Source records -

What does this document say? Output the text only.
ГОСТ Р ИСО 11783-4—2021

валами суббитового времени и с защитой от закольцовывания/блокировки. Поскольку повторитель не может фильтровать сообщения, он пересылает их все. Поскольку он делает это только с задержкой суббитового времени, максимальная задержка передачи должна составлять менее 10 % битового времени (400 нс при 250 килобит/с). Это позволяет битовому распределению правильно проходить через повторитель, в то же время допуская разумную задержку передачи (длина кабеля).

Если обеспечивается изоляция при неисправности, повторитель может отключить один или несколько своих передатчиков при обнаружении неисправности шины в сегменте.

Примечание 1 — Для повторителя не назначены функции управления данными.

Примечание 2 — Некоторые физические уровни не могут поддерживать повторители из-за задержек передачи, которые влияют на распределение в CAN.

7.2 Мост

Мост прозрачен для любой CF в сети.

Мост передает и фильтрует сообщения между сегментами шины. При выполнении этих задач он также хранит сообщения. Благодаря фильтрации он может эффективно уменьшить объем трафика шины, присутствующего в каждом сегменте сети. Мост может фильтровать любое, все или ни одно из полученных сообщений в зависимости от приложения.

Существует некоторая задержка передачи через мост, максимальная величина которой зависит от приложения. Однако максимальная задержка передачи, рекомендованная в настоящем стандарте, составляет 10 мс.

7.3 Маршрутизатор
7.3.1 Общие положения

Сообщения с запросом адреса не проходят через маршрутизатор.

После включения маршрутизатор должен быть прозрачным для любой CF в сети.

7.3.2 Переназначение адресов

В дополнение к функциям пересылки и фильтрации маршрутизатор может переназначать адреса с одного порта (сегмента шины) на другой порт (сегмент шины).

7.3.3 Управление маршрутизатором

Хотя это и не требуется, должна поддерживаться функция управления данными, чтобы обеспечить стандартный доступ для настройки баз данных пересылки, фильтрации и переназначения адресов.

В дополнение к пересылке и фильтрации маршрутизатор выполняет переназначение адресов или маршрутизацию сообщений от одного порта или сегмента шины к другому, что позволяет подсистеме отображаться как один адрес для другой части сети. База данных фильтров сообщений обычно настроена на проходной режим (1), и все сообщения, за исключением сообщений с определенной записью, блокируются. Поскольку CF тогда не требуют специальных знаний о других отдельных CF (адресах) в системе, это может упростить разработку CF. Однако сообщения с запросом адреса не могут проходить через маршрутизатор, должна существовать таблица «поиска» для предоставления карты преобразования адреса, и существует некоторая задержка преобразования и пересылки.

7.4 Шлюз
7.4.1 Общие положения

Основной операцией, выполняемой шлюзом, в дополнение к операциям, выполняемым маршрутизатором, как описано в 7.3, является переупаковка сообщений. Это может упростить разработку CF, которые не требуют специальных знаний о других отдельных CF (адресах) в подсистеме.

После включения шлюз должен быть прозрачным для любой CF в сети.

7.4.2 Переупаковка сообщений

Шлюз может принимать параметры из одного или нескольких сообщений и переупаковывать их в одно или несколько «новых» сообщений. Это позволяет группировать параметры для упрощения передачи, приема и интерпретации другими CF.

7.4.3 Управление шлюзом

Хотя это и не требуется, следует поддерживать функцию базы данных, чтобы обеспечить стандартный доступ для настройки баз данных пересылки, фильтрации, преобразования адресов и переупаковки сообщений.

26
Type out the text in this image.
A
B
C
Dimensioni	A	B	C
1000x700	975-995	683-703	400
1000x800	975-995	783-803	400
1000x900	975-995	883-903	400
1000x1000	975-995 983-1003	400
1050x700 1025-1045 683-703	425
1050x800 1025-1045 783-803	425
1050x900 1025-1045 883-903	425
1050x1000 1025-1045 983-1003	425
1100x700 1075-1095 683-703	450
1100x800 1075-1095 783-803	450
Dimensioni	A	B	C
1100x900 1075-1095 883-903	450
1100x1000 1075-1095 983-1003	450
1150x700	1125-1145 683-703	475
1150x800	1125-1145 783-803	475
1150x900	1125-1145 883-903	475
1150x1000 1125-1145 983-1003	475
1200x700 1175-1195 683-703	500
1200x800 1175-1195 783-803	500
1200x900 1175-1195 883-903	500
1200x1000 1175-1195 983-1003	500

Task objective - Find all lines where the word "Управление" appears. Copy them.

The solution -
7.3.3 Управление маршрутизатором
7.4.3 Управление шлюзом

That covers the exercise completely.